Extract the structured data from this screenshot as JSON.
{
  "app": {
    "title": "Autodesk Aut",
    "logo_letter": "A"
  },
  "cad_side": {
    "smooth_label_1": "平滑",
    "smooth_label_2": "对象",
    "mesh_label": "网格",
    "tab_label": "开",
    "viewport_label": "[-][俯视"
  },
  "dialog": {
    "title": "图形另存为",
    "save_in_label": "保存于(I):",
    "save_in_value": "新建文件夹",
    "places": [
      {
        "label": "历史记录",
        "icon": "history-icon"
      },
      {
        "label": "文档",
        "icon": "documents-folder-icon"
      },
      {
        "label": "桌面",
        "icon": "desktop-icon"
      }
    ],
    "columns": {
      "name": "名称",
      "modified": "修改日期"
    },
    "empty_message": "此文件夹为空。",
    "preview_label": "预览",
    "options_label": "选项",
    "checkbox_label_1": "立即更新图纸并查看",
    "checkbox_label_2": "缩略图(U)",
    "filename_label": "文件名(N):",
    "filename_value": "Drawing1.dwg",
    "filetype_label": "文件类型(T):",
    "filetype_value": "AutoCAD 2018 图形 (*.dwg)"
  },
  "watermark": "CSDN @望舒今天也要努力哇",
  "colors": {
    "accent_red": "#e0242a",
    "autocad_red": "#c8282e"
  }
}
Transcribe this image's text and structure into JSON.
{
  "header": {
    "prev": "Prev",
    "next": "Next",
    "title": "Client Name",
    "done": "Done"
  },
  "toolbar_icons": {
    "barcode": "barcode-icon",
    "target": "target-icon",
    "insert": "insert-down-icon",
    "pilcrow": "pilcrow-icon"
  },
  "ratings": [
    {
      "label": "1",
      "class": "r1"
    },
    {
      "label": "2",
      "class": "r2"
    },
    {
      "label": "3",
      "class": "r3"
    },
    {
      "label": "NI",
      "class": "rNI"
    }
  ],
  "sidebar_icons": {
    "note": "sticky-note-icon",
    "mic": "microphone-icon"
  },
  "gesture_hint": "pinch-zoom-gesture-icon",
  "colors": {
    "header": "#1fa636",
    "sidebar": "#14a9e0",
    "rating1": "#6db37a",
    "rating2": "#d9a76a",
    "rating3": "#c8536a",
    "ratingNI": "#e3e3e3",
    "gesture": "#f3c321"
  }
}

_ _ _ _

### Instruction
In the entries above, find the line containing "Transcribe this image's". Set down that line and every line after it through the last one, exactly and alone.

### Reply
Transcribe this image's text and structure into JSON.
{
  "header": {
    "prev": "Prev",
    "next": "Next",
    "title": "Client Name",
    "done": "Done"
  },
  "toolbar_icons": {
    "barcode": "barcode-icon",
    "target": "target-icon",
    "insert": "insert-down-icon",
    "pilcrow": "pilcrow-icon"
  },
  "ratings": [
    {
      "label": "1",
      "class": "r1"
    },
    {
      "label": "2",
      "class": "r2"
    },
    {
      "label": "3",
      "class": "r3"
    },
    {
      "label": "NI",
      "class": "rNI"
    }
  ],
  "sidebar_icons": {
    "note": "sticky-note-icon",
    "mic": "microphone-icon"
  },
  "gesture_hint": "pinch-zoom-gesture-icon",
  "colors": {
    "header": "#1fa636",
    "sidebar": "#14a9e0",
    "rating1": "#6db37a",
    "rating2": "#d9a76a",
    "rating3": "#c8536a",
    "ratingNI": "#e3e3e3",
    "gesture": "#f3c321"
  }
}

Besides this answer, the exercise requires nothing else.